**SOURCE:**
Testing black hole candidates with electromagnetic radiation

Astrophysical black hole candidates are thought to be the Kerr black holes of general relativity, but there is not yet direct observational evidence that the spacetime geometry around these objects is described by the Kerr solution. The study of the properties of the electromagnetic radiation emitted by gas or stars orbiting these objects can potentially test the Kerr black hole hypothesis. This paper reviews the state of the art of this research field, describing the possible approaches to test the Kerr metric with current and future observational facilities and discussing current constraints.

Figure 1

Radial coordinates of the event horizon $r_{+}$, the photon circular orbit $r_{\gamma }$, the marginally bound circular orbit $r_{\mathrm{mb}}$, and the ISCO $r_{\mathrm{ISCO}}$ in the Kerr metric as functions of the spin parameter $a_{*}$. For every radius, the upper curve refers to the counterrotating orbits, and the lower curve to the corotating orbits.

Figure 2

Sketches of 22 binaries with a stellar-mass BH candidate confirmed by dynamical measurements. For every system, the BH accretion disk is on the left and the companion star is on the right. The orientation of the disks indicates the inclination angles $i$ of the binaries. The distorted shapes of the stellar companions are due to the gravitational fields of the BH candidates. The size of the latter should be about 50 km, compared with the distance of the Sun to Mercury of about 50 million km and the radius of the Sun of 0.7 million km (top left corner). From Jerome Orosz.

Figure 3

Contour levels of the (left panel) ISCO radius $r_{\mathrm{ISCO}}$ and the (right panel) Novikov-Thorne radiative efficiency ${\eta }_{\mathrm{NT}}=1-E_{\mathrm{ISCO}}$ in the JP metric with nonvanishing deformation parameter ${\epsilon }_3$. The black dotted lines separate spacetimes with a regular event horizon (on the left of the line) from those with topologically nontrivial event horizons and naked singularities (on the right). See the text for more details.

**PROBLEMS:**
1. In the black hole review, what size does the Figure 2 caption give for the black hole candidates?
2. Pick up the black hole review after its final sentence and carry it on.

**Image layout annotations:**
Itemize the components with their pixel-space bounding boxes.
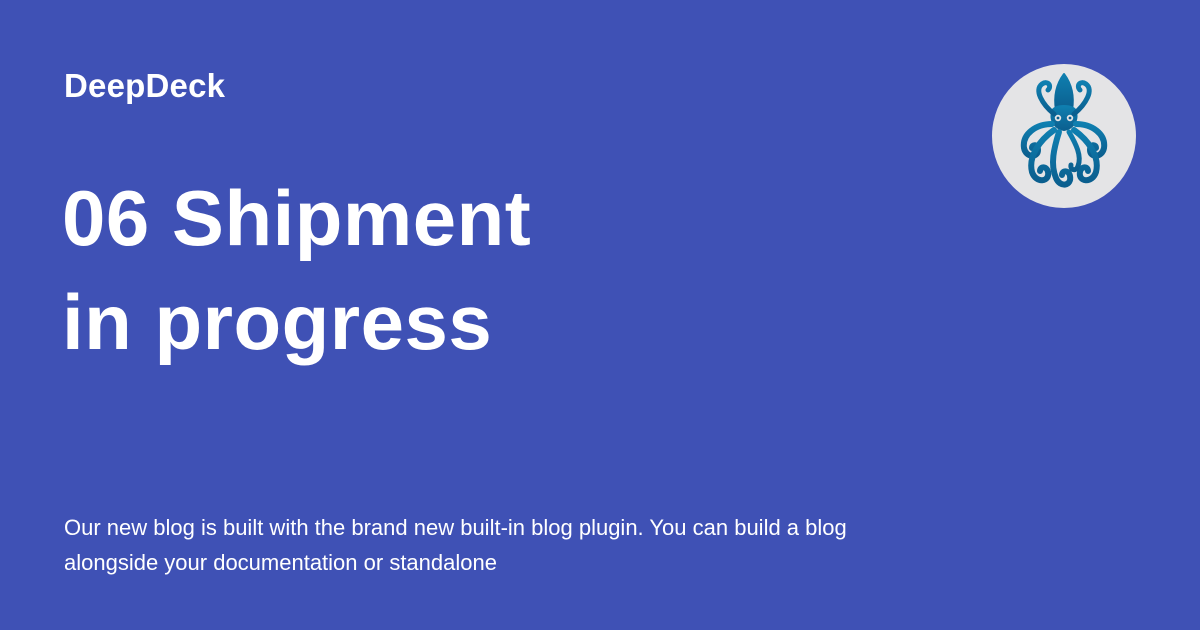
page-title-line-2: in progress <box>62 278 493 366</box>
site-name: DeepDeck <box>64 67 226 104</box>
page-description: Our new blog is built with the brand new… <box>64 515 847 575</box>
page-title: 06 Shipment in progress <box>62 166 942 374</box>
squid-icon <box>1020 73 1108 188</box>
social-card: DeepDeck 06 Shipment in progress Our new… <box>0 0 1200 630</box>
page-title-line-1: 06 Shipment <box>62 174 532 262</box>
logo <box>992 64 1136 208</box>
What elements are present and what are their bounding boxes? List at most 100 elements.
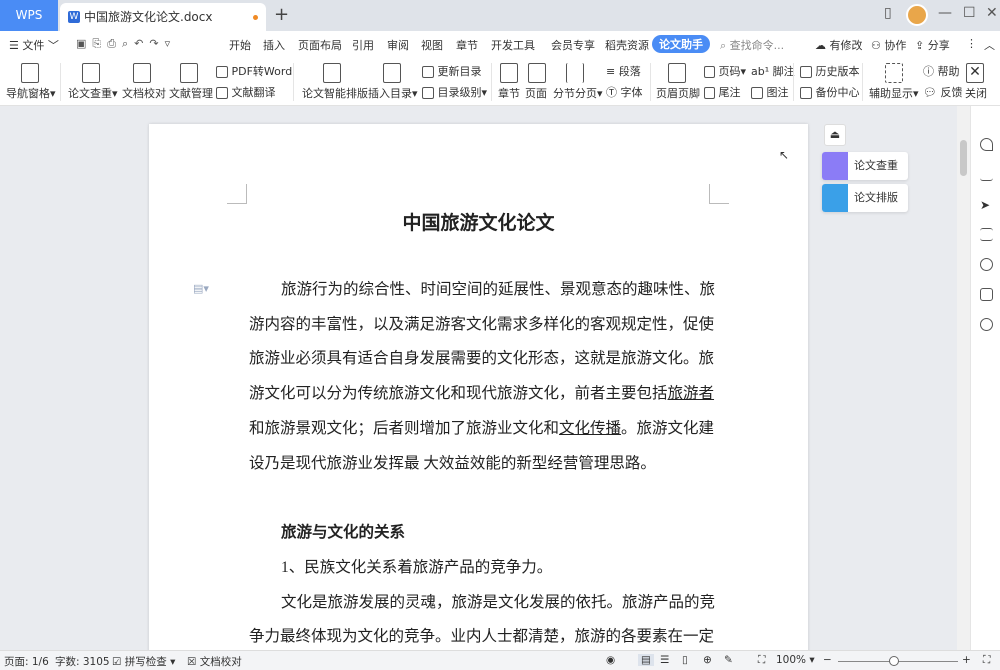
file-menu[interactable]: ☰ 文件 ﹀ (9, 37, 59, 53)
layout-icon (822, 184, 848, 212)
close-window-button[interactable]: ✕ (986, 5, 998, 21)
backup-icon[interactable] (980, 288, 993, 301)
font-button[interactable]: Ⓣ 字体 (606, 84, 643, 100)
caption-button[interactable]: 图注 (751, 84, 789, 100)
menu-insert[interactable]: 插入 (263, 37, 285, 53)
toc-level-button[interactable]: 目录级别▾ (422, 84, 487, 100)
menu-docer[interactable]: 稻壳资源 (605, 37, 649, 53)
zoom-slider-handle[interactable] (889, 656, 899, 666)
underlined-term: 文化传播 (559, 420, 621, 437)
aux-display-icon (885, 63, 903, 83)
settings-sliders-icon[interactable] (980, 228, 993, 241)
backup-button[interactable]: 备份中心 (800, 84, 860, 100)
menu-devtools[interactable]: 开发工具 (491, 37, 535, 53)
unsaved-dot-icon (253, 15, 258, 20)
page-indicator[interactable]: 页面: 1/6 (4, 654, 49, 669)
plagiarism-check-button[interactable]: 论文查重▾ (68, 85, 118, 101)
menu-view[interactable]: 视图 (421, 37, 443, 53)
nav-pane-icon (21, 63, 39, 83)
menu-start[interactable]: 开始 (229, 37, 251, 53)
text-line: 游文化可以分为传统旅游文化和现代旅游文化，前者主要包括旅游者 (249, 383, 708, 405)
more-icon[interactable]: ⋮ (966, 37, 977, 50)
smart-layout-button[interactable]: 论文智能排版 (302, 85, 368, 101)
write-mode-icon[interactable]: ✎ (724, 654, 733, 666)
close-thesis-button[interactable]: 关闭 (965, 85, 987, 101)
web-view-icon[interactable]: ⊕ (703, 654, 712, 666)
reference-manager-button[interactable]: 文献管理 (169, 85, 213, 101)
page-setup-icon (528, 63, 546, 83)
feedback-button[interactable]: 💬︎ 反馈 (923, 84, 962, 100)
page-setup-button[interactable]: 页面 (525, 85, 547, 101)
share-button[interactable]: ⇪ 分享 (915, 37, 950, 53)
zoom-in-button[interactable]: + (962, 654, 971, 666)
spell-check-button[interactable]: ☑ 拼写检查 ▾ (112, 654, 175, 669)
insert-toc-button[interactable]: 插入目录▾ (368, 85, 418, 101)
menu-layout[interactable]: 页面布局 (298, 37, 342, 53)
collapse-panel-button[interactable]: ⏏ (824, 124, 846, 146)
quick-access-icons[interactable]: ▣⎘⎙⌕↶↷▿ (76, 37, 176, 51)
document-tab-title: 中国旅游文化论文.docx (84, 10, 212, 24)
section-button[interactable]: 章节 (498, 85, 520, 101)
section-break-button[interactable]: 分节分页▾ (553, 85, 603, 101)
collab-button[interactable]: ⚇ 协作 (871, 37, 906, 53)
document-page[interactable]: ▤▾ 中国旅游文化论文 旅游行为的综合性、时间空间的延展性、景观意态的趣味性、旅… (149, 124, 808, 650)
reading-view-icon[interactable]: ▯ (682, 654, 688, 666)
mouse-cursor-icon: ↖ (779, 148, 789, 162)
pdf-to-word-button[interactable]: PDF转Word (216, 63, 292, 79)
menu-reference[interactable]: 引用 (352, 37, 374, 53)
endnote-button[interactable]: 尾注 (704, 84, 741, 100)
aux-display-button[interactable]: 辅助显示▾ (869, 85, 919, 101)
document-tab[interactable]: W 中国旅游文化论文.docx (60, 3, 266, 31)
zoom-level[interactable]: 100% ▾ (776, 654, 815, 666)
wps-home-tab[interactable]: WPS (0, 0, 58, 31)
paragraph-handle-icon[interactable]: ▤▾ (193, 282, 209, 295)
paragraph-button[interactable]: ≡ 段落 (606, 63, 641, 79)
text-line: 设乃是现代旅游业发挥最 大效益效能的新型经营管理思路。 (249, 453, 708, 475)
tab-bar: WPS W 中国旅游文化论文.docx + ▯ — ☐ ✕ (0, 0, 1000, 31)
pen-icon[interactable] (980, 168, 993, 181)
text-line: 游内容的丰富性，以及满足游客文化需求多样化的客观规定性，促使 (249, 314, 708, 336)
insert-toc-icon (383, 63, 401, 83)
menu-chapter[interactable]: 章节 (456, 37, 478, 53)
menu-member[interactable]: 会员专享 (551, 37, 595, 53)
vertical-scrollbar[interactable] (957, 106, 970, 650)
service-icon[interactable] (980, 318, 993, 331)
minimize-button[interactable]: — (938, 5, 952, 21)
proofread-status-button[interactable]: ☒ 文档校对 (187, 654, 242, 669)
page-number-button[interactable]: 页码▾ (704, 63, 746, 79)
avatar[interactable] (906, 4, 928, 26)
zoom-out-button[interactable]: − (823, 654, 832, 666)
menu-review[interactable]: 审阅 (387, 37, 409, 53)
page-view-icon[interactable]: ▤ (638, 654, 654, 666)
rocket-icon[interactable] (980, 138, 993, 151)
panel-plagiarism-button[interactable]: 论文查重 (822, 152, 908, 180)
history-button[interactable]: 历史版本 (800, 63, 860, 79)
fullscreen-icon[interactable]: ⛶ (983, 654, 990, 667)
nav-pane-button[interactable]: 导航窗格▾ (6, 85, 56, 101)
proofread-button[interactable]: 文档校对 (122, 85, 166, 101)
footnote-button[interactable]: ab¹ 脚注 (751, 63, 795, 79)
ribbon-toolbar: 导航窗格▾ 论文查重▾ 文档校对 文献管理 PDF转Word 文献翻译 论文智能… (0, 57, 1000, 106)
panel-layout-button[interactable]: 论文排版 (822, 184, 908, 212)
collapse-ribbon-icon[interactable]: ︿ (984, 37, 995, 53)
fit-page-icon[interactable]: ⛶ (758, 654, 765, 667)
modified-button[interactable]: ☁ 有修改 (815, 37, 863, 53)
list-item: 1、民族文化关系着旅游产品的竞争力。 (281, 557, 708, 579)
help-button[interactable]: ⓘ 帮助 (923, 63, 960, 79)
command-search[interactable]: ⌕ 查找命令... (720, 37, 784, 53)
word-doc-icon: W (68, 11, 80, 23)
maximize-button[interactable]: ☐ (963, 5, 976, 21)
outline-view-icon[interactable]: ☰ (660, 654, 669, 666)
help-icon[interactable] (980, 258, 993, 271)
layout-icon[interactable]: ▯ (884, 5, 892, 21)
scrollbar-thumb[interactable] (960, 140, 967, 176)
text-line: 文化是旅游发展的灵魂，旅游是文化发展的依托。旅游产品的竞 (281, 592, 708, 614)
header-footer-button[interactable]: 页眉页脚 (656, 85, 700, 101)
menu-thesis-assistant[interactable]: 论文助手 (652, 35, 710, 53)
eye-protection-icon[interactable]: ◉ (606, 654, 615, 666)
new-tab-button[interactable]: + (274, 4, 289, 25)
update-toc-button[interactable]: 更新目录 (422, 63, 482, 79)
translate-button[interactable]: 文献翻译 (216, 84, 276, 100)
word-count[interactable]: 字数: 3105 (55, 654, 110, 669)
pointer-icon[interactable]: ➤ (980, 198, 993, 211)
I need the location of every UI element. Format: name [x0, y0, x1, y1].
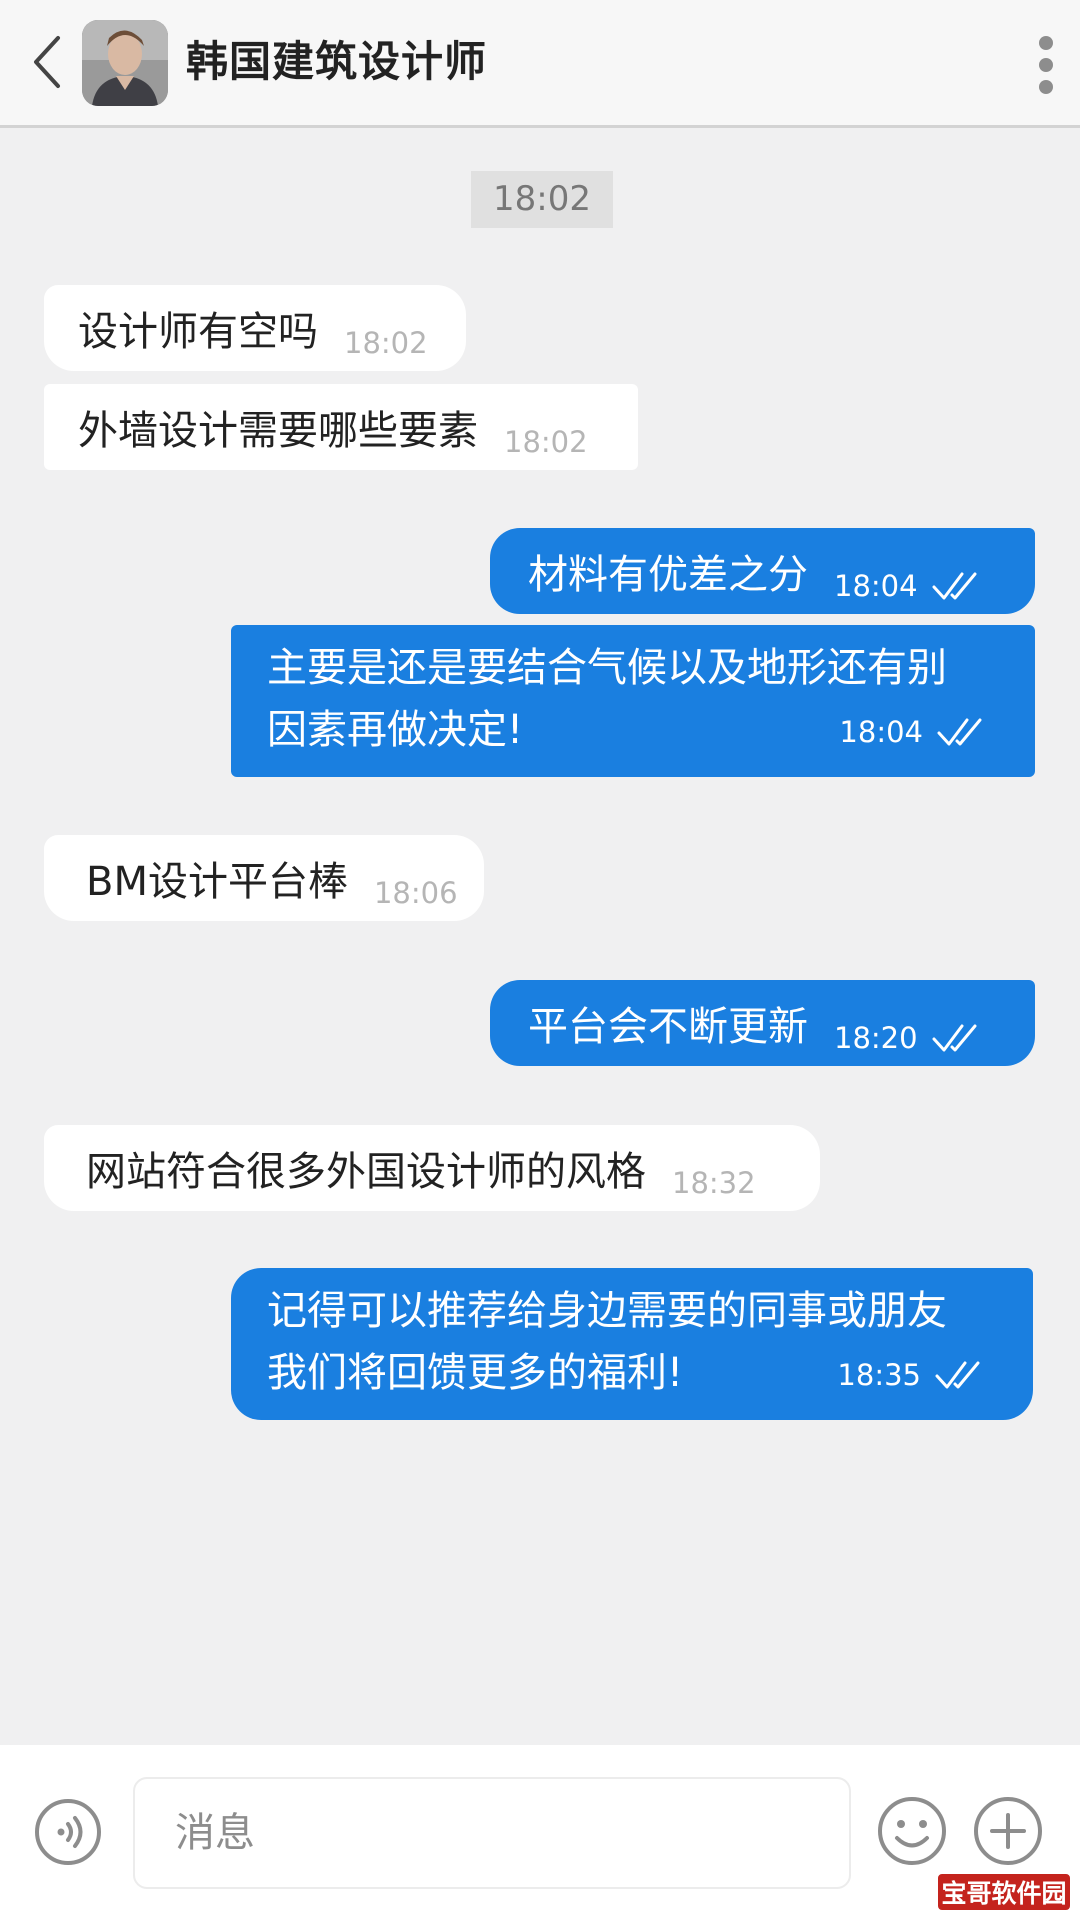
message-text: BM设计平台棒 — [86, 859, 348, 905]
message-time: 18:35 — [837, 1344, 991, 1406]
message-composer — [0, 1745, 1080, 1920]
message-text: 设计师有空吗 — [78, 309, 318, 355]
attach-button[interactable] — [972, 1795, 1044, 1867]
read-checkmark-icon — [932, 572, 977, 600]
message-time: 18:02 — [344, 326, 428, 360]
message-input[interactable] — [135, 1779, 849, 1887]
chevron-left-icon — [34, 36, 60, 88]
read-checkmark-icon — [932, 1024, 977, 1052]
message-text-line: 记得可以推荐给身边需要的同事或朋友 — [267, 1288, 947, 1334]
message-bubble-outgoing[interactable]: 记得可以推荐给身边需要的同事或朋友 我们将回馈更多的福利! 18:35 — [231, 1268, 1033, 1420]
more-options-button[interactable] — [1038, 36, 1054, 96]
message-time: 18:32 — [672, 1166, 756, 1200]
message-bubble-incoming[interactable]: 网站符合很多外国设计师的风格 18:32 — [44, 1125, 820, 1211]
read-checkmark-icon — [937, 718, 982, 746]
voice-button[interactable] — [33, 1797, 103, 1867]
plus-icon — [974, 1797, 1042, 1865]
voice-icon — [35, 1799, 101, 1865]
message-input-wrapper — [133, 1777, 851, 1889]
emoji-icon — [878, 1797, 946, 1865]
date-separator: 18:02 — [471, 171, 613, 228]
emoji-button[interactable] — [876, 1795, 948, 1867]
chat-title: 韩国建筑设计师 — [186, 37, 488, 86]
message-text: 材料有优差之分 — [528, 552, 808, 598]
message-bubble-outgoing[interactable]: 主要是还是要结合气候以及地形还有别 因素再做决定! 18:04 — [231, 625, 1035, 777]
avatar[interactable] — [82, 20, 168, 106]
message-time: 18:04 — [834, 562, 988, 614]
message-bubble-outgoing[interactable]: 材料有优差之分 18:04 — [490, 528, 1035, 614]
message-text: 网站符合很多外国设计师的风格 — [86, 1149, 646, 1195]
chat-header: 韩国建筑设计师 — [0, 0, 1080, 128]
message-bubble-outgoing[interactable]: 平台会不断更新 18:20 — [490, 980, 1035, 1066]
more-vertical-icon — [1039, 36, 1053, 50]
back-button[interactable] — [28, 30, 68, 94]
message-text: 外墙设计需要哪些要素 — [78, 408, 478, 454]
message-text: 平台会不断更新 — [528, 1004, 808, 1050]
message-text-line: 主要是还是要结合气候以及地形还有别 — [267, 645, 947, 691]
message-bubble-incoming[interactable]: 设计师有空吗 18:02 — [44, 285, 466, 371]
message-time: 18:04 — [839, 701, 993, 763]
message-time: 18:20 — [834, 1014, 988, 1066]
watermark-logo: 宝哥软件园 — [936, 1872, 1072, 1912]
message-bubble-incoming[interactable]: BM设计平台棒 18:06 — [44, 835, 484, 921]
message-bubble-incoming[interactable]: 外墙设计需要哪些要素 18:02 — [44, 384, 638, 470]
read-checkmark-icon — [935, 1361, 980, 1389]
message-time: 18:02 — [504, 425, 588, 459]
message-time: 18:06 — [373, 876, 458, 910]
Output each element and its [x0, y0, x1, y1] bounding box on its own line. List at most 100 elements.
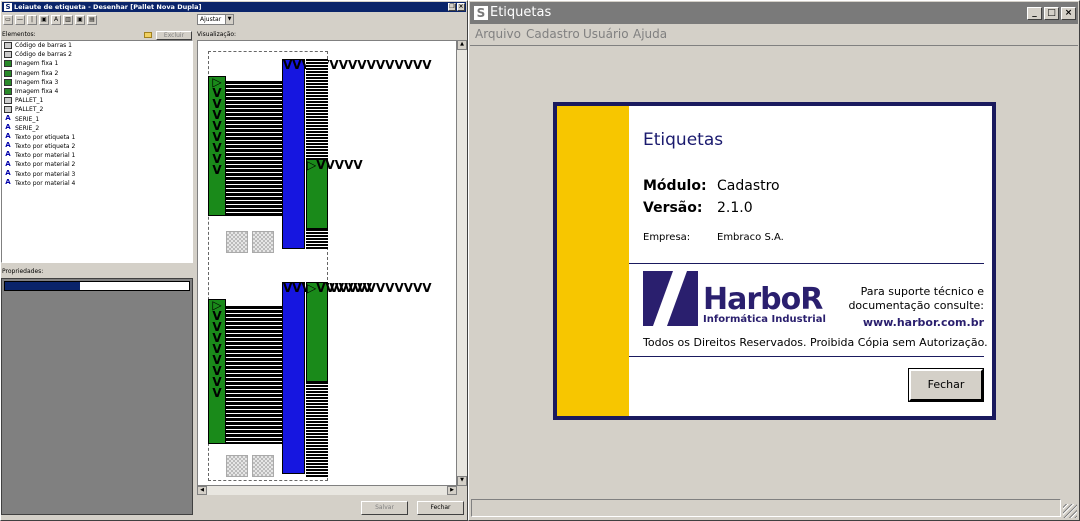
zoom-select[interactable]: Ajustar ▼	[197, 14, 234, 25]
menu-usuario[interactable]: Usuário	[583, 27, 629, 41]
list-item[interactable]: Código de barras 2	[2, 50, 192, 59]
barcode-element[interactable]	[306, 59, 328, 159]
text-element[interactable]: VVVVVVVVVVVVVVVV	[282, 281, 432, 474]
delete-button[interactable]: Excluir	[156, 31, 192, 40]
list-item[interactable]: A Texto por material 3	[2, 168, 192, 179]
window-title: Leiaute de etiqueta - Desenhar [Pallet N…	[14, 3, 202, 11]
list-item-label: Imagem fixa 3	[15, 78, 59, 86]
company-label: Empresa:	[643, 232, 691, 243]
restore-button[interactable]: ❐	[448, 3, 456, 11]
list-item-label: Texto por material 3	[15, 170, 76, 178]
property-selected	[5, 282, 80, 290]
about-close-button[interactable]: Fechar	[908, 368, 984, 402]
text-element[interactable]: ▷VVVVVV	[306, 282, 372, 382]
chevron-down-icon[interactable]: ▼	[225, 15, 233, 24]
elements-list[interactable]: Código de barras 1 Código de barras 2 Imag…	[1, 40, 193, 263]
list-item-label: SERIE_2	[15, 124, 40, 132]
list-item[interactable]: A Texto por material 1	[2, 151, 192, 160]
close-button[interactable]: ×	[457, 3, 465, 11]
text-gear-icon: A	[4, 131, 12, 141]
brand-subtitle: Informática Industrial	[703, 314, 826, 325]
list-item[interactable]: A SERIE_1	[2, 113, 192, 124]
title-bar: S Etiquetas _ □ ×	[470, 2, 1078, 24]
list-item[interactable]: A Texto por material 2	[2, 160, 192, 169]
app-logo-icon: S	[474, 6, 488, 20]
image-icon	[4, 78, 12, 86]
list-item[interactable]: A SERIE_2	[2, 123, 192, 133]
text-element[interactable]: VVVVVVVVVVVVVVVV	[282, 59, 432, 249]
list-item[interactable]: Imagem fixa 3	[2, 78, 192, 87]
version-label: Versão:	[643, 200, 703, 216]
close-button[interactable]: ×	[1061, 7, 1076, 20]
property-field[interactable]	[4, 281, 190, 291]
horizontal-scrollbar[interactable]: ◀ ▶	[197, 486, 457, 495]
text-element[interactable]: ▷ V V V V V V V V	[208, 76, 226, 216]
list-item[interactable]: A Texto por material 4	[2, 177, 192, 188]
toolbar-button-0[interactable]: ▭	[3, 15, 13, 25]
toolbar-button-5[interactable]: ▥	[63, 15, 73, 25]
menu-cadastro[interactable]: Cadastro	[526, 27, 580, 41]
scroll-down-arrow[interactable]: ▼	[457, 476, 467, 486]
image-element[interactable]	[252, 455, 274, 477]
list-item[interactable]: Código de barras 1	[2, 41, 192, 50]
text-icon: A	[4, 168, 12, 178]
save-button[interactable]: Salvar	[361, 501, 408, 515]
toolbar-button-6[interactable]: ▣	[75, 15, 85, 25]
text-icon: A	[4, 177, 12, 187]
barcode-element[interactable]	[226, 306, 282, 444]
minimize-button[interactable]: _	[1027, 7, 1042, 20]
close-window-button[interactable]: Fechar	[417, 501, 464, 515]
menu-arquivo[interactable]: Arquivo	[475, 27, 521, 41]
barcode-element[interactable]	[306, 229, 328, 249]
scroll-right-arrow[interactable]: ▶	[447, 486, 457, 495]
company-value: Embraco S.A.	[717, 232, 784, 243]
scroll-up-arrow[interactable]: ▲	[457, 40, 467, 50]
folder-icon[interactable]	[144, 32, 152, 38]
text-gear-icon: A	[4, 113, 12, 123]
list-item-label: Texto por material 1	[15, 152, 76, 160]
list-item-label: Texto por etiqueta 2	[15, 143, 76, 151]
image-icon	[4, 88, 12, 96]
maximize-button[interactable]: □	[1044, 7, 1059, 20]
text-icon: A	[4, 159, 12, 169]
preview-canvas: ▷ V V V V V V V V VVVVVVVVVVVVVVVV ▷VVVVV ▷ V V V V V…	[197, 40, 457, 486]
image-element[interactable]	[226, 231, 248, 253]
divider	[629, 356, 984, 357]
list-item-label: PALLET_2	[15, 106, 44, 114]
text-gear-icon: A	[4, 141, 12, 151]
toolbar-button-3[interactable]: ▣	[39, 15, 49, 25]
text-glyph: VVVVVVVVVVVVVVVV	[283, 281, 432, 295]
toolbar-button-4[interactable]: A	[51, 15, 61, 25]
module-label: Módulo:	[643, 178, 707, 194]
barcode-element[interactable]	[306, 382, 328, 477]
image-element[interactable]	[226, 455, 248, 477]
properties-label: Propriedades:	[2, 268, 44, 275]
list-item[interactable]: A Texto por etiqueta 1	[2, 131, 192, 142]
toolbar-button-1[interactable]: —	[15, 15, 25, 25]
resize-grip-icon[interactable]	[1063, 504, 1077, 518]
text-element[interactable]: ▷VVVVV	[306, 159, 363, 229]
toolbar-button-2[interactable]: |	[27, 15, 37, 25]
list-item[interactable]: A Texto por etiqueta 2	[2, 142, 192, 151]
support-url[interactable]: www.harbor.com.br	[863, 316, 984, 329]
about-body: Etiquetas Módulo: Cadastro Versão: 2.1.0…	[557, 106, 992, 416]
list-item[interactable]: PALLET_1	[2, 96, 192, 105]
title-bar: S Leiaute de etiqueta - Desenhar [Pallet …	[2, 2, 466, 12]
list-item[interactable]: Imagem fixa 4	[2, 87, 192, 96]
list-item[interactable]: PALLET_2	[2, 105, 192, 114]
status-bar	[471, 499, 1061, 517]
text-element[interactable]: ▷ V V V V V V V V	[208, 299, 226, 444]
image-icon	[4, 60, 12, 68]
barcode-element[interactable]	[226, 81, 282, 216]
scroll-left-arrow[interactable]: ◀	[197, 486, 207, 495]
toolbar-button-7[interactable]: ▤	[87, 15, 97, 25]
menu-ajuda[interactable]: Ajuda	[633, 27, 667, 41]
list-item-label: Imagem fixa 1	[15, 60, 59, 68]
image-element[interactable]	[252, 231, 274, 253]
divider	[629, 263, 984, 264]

**OUTPUTS FOR THE TASKS:**
1. About 50 km.

2.
Figure 4

Corona-disk model with lamppost geometry. The BH is surrounded by a geometrically thin and optically thick accretion disk. The accretion disk radiates like a blackbody locally and as a multicolor blackbody when integrated radially. The hot electron cloud called a corona acts as an x-ray source and is located just above the BH. The power-law component represents the direct radiation from the hot corona. The latter also illuminates the disk, producing a reflection component and some emission lines, the most prominent of which is usually the iron $K\alpha$ line. From Jiachen Jiang.

Figure 5

Impact of the model parameters on the thermal spectrum of a thin disk: (top left panel) mass $M$, (top right panel) mass accretion rate $\dot{M}$, (central left panel) viewing angle $i$, (central right panel) distance $d$, (bottom left panel) spin parameter $a_{*}$, and (bottom right panel) JP deformation parameter ${\epsilon }_3$. When not shown, the values of the parameters are $M=10M_{\odot }$, $\dot{M}=2\times {10}^{18}\mathrm{g}{\mathrm{s}}^{-1}$, $d=10\mathrm{kpc}$, $i=45°$, $a_{*}=0.7$, and ${\epsilon }_3=0$. $M$ is in units of $M_{\odot }$, $\dot{M}$ is in units of ${10}^{18}\mathrm{g}{\mathrm{s}}^{-1}$, $d$ is in kpc, the flux density $N_{E_{\text{obs}}}$ is in photons ${\mathrm{keV}}^{-1}{\mathrm{cm}}^{-2}{\mathrm{s}}^{-1}$, and the photon energy $E_{\text{obs}}$ is in keV.

Figure 6

Continuum-fitting constraints on the JP parameter ${\epsilon }_3$ from A0620-00 (top left panel), LMC X-3 (top right panel), XTE J1550-564 (bottom left panel), and 4U 1543-47 (bottom right panel). The spacetimes along the solid red lines cannot be distinguished and represent the central values of the measurement. In every panel, the dash-dotted green lines are the boundaries of the allowed region ($1\sigma$ error) along the solid red line inferred within the analysis from current x-ray measurements. The dashed blue lines are the same boundaries inferred if the best fit were exactly for ${\epsilon }_3=0$. The dotted black curve on the right of each panel separates spacetime with a regular exterior (on the left of the curve) from those with naked singularities (on the right of the curve). From [179].

Figure 7

Continuum-fitting constraints on the JP parameter ${\epsilon }_3$ from $\mathrm{GRS}1915+105$ (left panel) and Cygnus X-1 (right panel). The allowed regions are those inside the dashed blue lines. The dotted black curve separates spacetimes with a regular exterior (on the left of the curve) from those with naked singularities (on the right of the curve). From [179].

Figure 8

Continuum-fitting constraints on the CPR parameter ${\epsilon }_3^r$ from Cygnus X-1. The allowed region is between the two dashed blue lines. From [37].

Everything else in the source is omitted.